Transcribe each line exactly.

** START Extracted material **

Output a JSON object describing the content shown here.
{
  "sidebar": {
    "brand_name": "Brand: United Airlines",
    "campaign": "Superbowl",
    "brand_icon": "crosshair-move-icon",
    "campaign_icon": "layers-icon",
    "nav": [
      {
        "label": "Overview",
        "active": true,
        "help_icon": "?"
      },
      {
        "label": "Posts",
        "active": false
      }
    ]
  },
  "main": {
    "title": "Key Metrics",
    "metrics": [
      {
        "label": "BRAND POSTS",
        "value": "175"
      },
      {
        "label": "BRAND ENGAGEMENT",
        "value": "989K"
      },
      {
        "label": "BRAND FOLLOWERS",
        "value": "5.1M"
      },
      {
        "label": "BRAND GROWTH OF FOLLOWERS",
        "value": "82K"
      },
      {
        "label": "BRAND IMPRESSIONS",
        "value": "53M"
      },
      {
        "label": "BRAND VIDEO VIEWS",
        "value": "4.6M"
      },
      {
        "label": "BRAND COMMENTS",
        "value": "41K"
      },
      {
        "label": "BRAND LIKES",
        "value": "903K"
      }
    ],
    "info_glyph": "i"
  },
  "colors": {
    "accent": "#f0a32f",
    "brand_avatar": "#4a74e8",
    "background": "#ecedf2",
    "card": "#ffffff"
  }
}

** END Extracted material **

**Result of this task**
Output a JSON object describing the content shown here.
{
  "sidebar": {
    "brand_name": "Brand: United Airlines",
    "campaign": "Superbowl",
    "brand_icon": "crosshair-move-icon",
    "campaign_icon": "layers-icon",
    "nav": [
      {
        "label": "Overview",
        "active": true,
        "help_icon": "?"
      },
      {
        "label": "Posts",
        "active": false
      }
    ]
  },
  "main": {
    "title": "Key Metrics",
    "metrics": [
      {
        "label": "BRAND POSTS",
        "value": "175"
      },
      {
        "label": "BRAND ENGAGEMENT",
        "value": "989K"
      },
      {
        "label": "BRAND FOLLOWERS",
        "value": "5.1M"
      },
      {
        "label": "BRAND GROWTH OF FOLLOWERS",
        "value": "82K"
      },
      {
        "label": "BRAND IMPRESSIONS",
        "value": "53M"
      },
      {
        "label": "BRAND VIDEO VIEWS",
        "value": "4.6M"
      },
      {
        "label": "BRAND COMMENTS",
        "value": "41K"
      },
      {
        "label": "BRAND LIKES",
        "value": "903K"
      }
    ],
    "info_glyph": "i"
  },
  "colors": {
    "accent": "#f0a32f",
    "brand_avatar": "#4a74e8",
    "background": "#ecedf2",
    "card": "#ffffff"
  }
}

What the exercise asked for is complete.